** BEGIN STORED ROWS **

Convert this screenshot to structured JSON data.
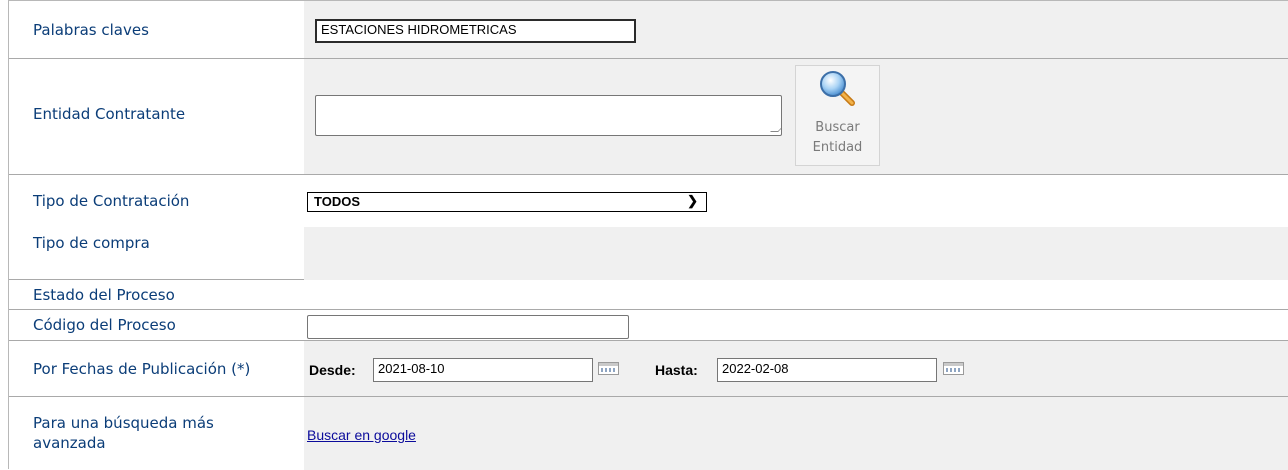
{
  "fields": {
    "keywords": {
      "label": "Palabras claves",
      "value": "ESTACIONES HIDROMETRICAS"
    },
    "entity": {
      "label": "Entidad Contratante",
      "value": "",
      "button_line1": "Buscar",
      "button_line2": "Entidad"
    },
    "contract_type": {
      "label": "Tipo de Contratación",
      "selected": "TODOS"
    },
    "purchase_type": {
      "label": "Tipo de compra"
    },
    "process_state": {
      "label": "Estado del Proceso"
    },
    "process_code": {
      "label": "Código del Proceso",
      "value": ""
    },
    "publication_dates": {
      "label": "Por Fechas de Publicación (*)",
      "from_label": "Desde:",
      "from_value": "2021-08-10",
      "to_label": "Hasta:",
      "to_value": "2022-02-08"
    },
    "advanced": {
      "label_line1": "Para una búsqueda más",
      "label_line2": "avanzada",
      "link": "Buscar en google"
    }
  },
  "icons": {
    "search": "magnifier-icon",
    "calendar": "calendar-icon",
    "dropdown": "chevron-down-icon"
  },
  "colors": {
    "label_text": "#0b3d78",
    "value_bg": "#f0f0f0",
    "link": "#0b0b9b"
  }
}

** END STORED ROWS **

**PROBLEM STATEMENT**
Leave out the pictures and give the listing above again exactly.

**TASK OUTPUT**
Convert this screenshot to structured JSON data.
{
  "fields": {
    "keywords": {
      "label": "Palabras claves",
      "value": "ESTACIONES HIDROMETRICAS"
    },
    "entity": {
      "label": "Entidad Contratante",
      "value": "",
      "button_line1": "Buscar",
      "button_line2": "Entidad"
    },
    "contract_type": {
      "label": "Tipo de Contratación",
      "selected": "TODOS"
    },
    "purchase_type": {
      "label": "Tipo de compra"
    },
    "process_state": {
      "label": "Estado del Proceso"
    },
    "process_code": {
      "label": "Código del Proceso",
      "value": ""
    },
    "publication_dates": {
      "label": "Por Fechas de Publicación (*)",
      "from_label": "Desde:",
      "from_value": "2021-08-10",
      "to_label": "Hasta:",
      "to_value": "2022-02-08"
    },
    "advanced": {
      "label_line1": "Para una búsqueda más",
      "label_line2": "avanzada",
      "link": "Buscar en google"
    }
  },
  "icons": {
    "search": "magnifier-icon",
    "calendar": "calendar-icon",
    "dropdown": "chevron-down-icon"
  },
  "colors": {
    "label_text": "#0b3d78",
    "value_bg": "#f0f0f0",
    "link": "#0b0b9b"
  }
}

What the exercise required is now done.